(Stored items from a collection)

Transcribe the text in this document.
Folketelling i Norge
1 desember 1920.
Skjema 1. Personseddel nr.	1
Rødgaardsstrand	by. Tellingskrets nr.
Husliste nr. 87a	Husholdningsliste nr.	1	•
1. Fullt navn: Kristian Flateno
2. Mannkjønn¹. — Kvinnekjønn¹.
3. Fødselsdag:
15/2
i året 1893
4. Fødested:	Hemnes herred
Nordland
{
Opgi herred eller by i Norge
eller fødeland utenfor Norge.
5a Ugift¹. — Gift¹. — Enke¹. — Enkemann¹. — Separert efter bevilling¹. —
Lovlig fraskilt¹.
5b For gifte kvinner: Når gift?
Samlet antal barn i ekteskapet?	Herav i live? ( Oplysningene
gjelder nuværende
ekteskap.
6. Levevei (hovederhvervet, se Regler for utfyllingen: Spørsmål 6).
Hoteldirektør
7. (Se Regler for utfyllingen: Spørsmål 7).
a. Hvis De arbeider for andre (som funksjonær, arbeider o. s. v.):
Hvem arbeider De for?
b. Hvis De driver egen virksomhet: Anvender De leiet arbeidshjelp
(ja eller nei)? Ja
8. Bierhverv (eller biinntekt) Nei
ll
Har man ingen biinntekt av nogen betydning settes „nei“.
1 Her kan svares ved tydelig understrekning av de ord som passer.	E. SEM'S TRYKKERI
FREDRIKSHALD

=== Set task ===
Pull out every line in the material above where "Regler" occurs.

=== Task result ===
6. Levevei (hovederhvervet, se Regler for utfyllingen: Spørsmål 6).
7. (Se Regler for utfyllingen: Spørsmål 7).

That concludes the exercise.